§ To do: Look through the listing and locate every line containing the word "อำเภอหนองจ"; copy those lines.

Stored records
_ _ _
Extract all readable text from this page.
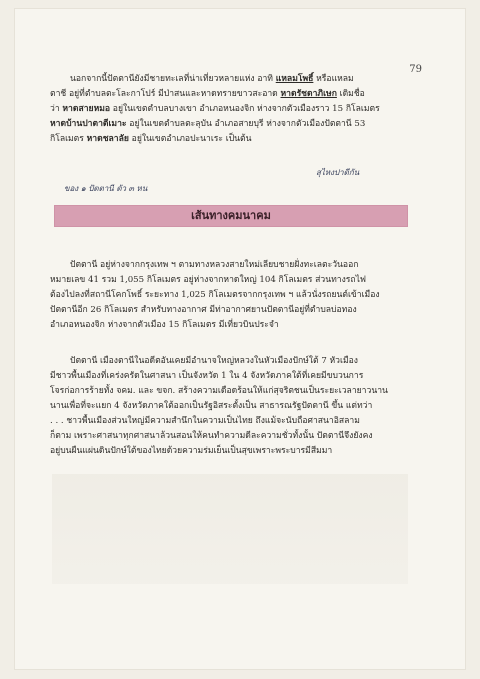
79
นอกจากนี้ปัตตานียังมีชายทะเลที่น่าเที่ยวหลายแห่ง อาทิ แหลมโพธิ์ หรือแหลม
ตาชี อยู่ที่ตำบลตะโละกาโปร์ มีป่าสนและหาดทรายขาวสะอาด หาดรัชดาภิเษก เดิมชื่อ
ว่า หาดสายหมอ อยู่ในเขตตำบลบางเขา อำเภอหนองจิก ห่างจากตัวเมืองราว 15 กิโลเมตร
หาดบ้านปาตาตีเมาะ อยู่ในเขตตำบลตะลุบัน อำเภอสายบุรี ห่างจากตัวเมืองปัตตานี 53
กิโลเมตร หาดชลาลัย อยู่ในเขตอำเภอปะนาเระ เป็นต้น
สุไหงปาดีกัน
ของ ๑ ปัตตานี ตัว ๓ หน
เส้นทางคมนาคม
ปัตตานี อยู่ห่างจากกรุงเทพ ฯ ตามทางหลวงสายใหม่เลียบชายฝั่งทะเลตะวันออก
หมายเลข 41 รวม 1,055 กิโลเมตร อยู่ห่างจากหาดใหญ่ 104 กิโลเมตร ส่วนทางรถไฟ
ต้องไปลงที่สถานีโคกโพธิ์ ระยะทาง 1,025 กิโลเมตรจากกรุงเทพ ฯ แล้วนั่งรถยนต์เข้าเมือง
ปัตตานีอีก 26 กิโลเมตร สำหรับทางอากาศ มีท่าอากาศยานปัตตานีอยู่ที่ตำบลบ่อทอง
อำเภอหนองจิก ห่างจากตัวเมือง 15 กิโลเมตร มีเที่ยวบินประจำ
ปัตตานี เมืองตานีในอดีตอันเคยมีอำนาจใหญ่หลวงในหัวเมืองปักษ์ใต้ 7 หัวเมือง
มีชาวพื้นเมืองที่เคร่งครัดในศาสนา เป็นจังหวัด 1 ใน 4 จังหวัดภาคใต้ที่เคยมีขบวนการ
โจรก่อการร้ายทั้ง จคม. และ ขจก. สร้างความเดือดร้อนให้แก่สุจริตชนเป็นระยะเวลายาวนาน
นานเพื่อที่จะแยก 4 จังหวัดภาคใต้ออกเป็นรัฐอิสระตั้งเป็น สาธารณรัฐปัตตานี ขึ้น แต่ทว่า
. . . ชาวพื้นเมืองส่วนใหญ่มีความสำนึกในความเป็นไทย ถึงแม้จะนับถือศาสนาอิสลาม
ก็ตาม เพราะศาสนาทุกศาสนาล้วนสอนให้คนทำความดีละความชั่วทั้งนั้น ปัตตานีจึงยังคง
อยู่บนผืนแผ่นดินปักษ์ใต้ของไทยด้วยความร่มเย็นเป็นสุขเพราะพระบารมีสีมมา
_ _ _
§ Answer:
ว่า หาดสายหมอ อยู่ในเขตตำบลบางเขา อำเภอหนองจิก ห่างจากตัวเมืองราว 15 กิโลเมตร
อำเภอหนองจิก ห่างจากตัวเมือง 15 กิโลเมตร มีเที่ยวบินประจำ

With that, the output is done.